- Stated exercise
The records that follow need to be output exactly as they are.
___ Raw records ___
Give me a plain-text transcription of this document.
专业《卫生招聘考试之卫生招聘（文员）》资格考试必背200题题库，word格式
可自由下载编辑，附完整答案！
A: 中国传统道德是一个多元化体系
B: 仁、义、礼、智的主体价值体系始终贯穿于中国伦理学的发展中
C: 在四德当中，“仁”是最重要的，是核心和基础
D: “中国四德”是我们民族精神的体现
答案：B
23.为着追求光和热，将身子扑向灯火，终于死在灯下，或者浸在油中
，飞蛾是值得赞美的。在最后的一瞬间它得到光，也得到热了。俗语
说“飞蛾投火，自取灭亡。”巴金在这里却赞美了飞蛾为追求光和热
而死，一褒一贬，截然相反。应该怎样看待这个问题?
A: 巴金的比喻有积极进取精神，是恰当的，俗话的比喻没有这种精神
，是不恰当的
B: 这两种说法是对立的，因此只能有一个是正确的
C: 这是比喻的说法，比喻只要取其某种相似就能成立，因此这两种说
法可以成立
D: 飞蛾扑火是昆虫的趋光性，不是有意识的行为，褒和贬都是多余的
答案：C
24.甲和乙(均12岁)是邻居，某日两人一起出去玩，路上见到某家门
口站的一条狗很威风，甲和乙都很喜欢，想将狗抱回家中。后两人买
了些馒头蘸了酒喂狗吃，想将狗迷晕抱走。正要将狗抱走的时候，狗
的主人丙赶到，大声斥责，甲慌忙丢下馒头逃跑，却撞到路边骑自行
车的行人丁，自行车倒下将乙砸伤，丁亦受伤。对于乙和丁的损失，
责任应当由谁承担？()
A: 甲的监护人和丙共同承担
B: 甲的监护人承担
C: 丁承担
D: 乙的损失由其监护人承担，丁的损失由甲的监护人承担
___
- Final answer
Give me a plain-text transcription of this document.
专业《卫生招聘考试之卫生招聘（文员）》资格考试必背200题题库，word格式
可自由下载编辑，附完整答案！
A: 中国传统道德是一个多元化体系
B: 仁、义、礼、智的主体价值体系始终贯穿于中国伦理学的发展中
C: 在四德当中，“仁”是最重要的，是核心和基础
D: “中国四德”是我们民族精神的体现
答案：B
23.为着追求光和热，将身子扑向灯火，终于死在灯下，或者浸在油中
，飞蛾是值得赞美的。在最后的一瞬间它得到光，也得到热了。俗语
说“飞蛾投火，自取灭亡。”巴金在这里却赞美了飞蛾为追求光和热
而死，一褒一贬，截然相反。应该怎样看待这个问题?
A: 巴金的比喻有积极进取精神，是恰当的，俗话的比喻没有这种精神
，是不恰当的
B: 这两种说法是对立的，因此只能有一个是正确的
C: 这是比喻的说法，比喻只要取其某种相似就能成立，因此这两种说
法可以成立
D: 飞蛾扑火是昆虫的趋光性，不是有意识的行为，褒和贬都是多余的
答案：C
24.甲和乙(均12岁)是邻居，某日两人一起出去玩，路上见到某家门
口站的一条狗很威风，甲和乙都很喜欢，想将狗抱回家中。后两人买
了些馒头蘸了酒喂狗吃，想将狗迷晕抱走。正要将狗抱走的时候，狗
的主人丙赶到，大声斥责，甲慌忙丢下馒头逃跑，却撞到路边骑自行
车的行人丁，自行车倒下将乙砸伤，丁亦受伤。对于乙和丁的损失，
责任应当由谁承担？()
A: 甲的监护人和丙共同承担
B: 甲的监护人承担
C: 丁承担
D: 乙的损失由其监护人承担，丁的损失由甲的监护人承担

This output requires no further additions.